Report every line in the listing that contains the string "SAVE".

- [Information given]

═══

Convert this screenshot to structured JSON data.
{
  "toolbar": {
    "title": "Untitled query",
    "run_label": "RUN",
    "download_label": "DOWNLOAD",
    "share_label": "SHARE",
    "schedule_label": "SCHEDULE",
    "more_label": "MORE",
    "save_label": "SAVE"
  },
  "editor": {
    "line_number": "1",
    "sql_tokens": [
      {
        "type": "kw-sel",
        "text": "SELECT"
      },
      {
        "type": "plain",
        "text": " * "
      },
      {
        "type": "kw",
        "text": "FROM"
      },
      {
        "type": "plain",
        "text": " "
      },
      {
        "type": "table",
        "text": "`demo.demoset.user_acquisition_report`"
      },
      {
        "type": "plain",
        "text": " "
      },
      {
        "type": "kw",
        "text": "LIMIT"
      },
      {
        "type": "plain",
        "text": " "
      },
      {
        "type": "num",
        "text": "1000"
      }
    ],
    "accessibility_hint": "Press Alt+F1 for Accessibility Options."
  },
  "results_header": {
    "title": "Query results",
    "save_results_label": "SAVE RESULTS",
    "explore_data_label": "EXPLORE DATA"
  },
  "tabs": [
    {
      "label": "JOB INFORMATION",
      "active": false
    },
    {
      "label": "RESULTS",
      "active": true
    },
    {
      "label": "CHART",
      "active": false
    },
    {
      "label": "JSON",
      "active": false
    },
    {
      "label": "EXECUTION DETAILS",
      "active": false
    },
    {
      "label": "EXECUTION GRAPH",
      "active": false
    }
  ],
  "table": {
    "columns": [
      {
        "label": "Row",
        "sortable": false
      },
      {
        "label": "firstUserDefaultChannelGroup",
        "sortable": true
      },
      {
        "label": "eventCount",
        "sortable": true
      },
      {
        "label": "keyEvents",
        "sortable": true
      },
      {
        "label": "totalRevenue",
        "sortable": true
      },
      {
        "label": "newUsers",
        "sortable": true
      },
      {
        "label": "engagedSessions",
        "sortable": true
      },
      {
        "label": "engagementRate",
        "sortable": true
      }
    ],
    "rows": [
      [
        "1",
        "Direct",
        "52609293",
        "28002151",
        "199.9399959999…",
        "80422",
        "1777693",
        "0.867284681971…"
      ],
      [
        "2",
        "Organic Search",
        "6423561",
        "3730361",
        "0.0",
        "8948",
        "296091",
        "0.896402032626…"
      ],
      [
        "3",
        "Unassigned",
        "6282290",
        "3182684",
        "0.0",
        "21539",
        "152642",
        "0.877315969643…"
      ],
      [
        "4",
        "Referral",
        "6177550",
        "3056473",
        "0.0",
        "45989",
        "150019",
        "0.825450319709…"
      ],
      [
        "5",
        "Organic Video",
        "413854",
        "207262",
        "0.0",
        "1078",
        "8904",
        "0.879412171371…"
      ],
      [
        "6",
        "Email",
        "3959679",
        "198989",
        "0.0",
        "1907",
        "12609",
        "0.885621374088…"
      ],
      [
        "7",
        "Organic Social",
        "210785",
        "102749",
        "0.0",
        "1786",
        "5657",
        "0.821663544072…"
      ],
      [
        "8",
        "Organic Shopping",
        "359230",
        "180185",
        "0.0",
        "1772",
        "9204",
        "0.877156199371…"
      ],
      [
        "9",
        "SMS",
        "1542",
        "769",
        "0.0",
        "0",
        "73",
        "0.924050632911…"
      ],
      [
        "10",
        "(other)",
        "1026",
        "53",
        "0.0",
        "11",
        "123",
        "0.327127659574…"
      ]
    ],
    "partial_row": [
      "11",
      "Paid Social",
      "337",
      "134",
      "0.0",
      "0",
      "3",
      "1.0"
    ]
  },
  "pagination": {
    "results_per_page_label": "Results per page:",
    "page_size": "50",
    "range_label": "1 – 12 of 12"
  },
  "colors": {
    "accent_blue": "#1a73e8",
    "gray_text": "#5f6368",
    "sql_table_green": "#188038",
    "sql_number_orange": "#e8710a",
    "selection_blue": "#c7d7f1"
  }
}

═══

- [Full response]
    "save_label": "SAVE"
    "save_results_label": "SAVE RESULTS",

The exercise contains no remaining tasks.